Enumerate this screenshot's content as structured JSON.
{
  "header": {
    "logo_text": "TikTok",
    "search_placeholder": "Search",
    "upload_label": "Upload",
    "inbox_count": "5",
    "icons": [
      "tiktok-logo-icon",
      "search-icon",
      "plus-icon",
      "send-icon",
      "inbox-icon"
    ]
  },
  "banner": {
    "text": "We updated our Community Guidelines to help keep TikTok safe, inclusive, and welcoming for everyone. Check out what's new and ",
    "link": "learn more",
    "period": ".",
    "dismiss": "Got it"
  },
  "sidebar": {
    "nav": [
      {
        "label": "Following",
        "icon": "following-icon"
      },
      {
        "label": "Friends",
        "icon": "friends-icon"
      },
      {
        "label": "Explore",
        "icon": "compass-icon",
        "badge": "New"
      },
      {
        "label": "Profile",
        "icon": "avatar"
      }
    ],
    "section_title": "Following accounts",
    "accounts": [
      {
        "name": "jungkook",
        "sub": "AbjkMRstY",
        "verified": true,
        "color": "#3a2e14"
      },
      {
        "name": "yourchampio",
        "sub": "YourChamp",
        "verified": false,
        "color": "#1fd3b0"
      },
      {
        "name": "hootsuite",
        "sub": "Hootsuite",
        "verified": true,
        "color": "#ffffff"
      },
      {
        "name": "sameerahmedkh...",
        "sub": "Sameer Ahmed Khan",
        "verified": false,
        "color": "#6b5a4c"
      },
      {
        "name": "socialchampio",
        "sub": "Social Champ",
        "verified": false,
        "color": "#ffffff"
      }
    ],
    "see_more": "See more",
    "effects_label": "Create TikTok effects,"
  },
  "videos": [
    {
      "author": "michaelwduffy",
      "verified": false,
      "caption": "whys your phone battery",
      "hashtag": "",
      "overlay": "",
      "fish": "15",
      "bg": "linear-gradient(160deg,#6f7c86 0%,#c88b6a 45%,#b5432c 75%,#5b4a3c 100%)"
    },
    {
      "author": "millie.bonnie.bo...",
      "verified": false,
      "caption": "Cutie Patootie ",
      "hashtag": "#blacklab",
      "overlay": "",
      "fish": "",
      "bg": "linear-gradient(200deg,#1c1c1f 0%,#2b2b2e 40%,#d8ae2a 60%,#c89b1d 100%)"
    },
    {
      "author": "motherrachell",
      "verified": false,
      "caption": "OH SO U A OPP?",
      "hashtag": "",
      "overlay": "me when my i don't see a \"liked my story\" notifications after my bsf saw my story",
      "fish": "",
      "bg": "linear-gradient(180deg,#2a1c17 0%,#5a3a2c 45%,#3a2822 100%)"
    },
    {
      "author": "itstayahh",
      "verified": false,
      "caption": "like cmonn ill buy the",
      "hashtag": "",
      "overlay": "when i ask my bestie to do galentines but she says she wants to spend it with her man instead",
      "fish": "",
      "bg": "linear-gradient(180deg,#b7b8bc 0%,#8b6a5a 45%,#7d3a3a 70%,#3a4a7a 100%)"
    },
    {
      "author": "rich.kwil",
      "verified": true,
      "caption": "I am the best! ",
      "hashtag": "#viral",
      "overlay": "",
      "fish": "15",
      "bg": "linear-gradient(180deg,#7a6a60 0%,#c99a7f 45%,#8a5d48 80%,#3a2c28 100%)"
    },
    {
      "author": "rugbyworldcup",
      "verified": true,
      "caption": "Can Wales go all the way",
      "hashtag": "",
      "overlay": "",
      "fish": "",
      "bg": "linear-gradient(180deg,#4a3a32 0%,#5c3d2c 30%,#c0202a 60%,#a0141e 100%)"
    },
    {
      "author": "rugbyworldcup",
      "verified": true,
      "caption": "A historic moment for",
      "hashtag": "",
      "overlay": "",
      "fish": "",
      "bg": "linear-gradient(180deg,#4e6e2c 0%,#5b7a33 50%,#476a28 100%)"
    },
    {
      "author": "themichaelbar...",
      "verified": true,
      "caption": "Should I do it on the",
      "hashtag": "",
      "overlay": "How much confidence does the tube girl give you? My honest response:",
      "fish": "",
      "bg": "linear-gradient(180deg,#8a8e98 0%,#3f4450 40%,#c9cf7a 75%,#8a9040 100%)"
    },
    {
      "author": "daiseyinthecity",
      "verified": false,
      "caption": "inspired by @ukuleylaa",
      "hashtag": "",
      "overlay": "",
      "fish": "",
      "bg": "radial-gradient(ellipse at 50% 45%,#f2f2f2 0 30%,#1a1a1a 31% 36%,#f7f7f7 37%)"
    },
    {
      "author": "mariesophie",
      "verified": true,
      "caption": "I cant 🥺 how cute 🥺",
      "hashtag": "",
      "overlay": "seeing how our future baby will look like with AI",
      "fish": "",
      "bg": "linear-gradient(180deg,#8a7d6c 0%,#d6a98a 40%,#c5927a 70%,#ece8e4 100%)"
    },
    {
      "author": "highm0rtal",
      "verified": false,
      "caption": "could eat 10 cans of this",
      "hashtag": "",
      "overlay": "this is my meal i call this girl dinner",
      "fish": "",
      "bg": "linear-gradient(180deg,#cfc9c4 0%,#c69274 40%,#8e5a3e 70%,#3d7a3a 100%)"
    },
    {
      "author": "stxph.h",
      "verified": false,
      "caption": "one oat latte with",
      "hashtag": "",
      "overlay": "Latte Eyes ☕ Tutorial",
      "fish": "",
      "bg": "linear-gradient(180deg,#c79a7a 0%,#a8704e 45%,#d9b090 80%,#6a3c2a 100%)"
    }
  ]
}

** What to do **
Once you have read the entries, reproduce each one exactly.

** Response **
Enumerate this screenshot's content as structured JSON.
{
  "header": {
    "logo_text": "TikTok",
    "search_placeholder": "Search",
    "upload_label": "Upload",
    "inbox_count": "5",
    "icons": [
      "tiktok-logo-icon",
      "search-icon",
      "plus-icon",
      "send-icon",
      "inbox-icon"
    ]
  },
  "banner": {
    "text": "We updated our Community Guidelines to help keep TikTok safe, inclusive, and welcoming for everyone. Check out what's new and ",
    "link": "learn more",
    "period": ".",
    "dismiss": "Got it"
  },
  "sidebar": {
    "nav": [
      {
        "label": "Following",
        "icon": "following-icon"
      },
      {
        "label": "Friends",
        "icon": "friends-icon"
      },
      {
        "label": "Explore",
        "icon": "compass-icon",
        "badge": "New"
      },
      {
        "label": "Profile",
        "icon": "avatar"
      }
    ],
    "section_title": "Following accounts",
    "accounts": [
      {
        "name": "jungkook",
        "sub": "AbjkMRstY",
        "verified": true,
        "color": "#3a2e14"
      },
      {
        "name": "yourchampio",
        "sub": "YourChamp",
        "verified": false,
        "color": "#1fd3b0"
      },
      {
        "name": "hootsuite",
        "sub": "Hootsuite",
        "verified": true,
        "color": "#ffffff"
      },
      {
        "name": "sameerahmedkh...",
        "sub": "Sameer Ahmed Khan",
        "verified": false,
        "color": "#6b5a4c"
      },
      {
        "name": "socialchampio",
        "sub": "Social Champ",
        "verified": false,
        "color": "#ffffff"
      }
    ],
    "see_more": "See more",
    "effects_label": "Create TikTok effects,"
  },
  "videos": [
    {
      "author": "michaelwduffy",
      "verified": false,
      "caption": "whys your phone battery",
      "hashtag": "",
      "overlay": "",
      "fish": "15",
      "bg": "linear-gradient(160deg,#6f7c86 0%,#c88b6a 45%,#b5432c 75%,#5b4a3c 100%)"
    },
    {
      "author": "millie.bonnie.bo...",
      "verified": false,
      "caption": "Cutie Patootie ",
      "hashtag": "#blacklab",
      "overlay": "",
      "fish": "",
      "bg": "linear-gradient(200deg,#1c1c1f 0%,#2b2b2e 40%,#d8ae2a 60%,#c89b1d 100%)"
    },
    {
      "author": "motherrachell",
      "verified": false,
      "caption": "OH SO U A OPP?",
      "hashtag": "",
      "overlay": "me when my i don't see a \"liked my story\" notifications after my bsf saw my story",
      "fish": "",
      "bg": "linear-gradient(180deg,#2a1c17 0%,#5a3a2c 45%,#3a2822 100%)"
    },
    {
      "author": "itstayahh",
      "verified": false,
      "caption": "like cmonn ill buy the",
      "hashtag": "",
      "overlay": "when i ask my bestie to do galentines but she says she wants to spend it with her man instead",
      "fish": "",
      "bg": "linear-gradient(180deg,#b7b8bc 0%,#8b6a5a 45%,#7d3a3a 70%,#3a4a7a 100%)"
    },
    {
      "author": "rich.kwil",
      "verified": true,
      "caption": "I am the best! ",
      "hashtag": "#viral",
      "overlay": "",
      "fish": "15",
      "bg": "linear-gradient(180deg,#7a6a60 0%,#c99a7f 45%,#8a5d48 80%,#3a2c28 100%)"
    },
    {
      "author": "rugbyworldcup",
      "verified": true,
      "caption": "Can Wales go all the way",
      "hashtag": "",
      "overlay": "",
      "fish": "",
      "bg": "linear-gradient(180deg,#4a3a32 0%,#5c3d2c 30%,#c0202a 60%,#a0141e 100%)"
    },
    {
      "author": "rugbyworldcup",
      "verified": true,
      "caption": "A historic moment for",
      "hashtag": "",
      "overlay": "",
      "fish": "",
      "bg": "linear-gradient(180deg,#4e6e2c 0%,#5b7a33 50%,#476a28 100%)"
    },
    {
      "author": "themichaelbar...",
      "verified": true,
      "caption": "Should I do it on the",
      "hashtag": "",
      "overlay": "How much confidence does the tube girl give you? My honest response:",
      "fish": "",
      "bg": "linear-gradient(180deg,#8a8e98 0%,#3f4450 40%,#c9cf7a 75%,#8a9040 100%)"
    },
    {
      "author": "daiseyinthecity",
      "verified": false,
      "caption": "inspired by @ukuleylaa",
      "hashtag": "",
      "overlay": "",
      "fish": "",
      "bg": "radial-gradient(ellipse at 50% 45%,#f2f2f2 0 30%,#1a1a1a 31% 36%,#f7f7f7 37%)"
    },
    {
      "author": "mariesophie",
      "verified": true,
      "caption": "I cant 🥺 how cute 🥺",
      "hashtag": "",
      "overlay": "seeing how our future baby will look like with AI",
      "fish": "",
      "bg": "linear-gradient(180deg,#8a7d6c 0%,#d6a98a 40%,#c5927a 70%,#ece8e4 100%)"
    },
    {
      "author": "highm0rtal",
      "verified": false,
      "caption": "could eat 10 cans of this",
      "hashtag": "",
      "overlay": "this is my meal i call this girl dinner",
      "fish": "",
      "bg": "linear-gradient(180deg,#cfc9c4 0%,#c69274 40%,#8e5a3e 70%,#3d7a3a 100%)"
    },
    {
      "author": "stxph.h",
      "verified": false,
      "caption": "one oat latte with",
      "hashtag": "",
      "overlay": "Latte Eyes ☕ Tutorial",
      "fish": "",
      "bg": "linear-gradient(180deg,#c79a7a 0%,#a8704e 45%,#d9b090 80%,#6a3c2a 100%)"
    }
  ]
}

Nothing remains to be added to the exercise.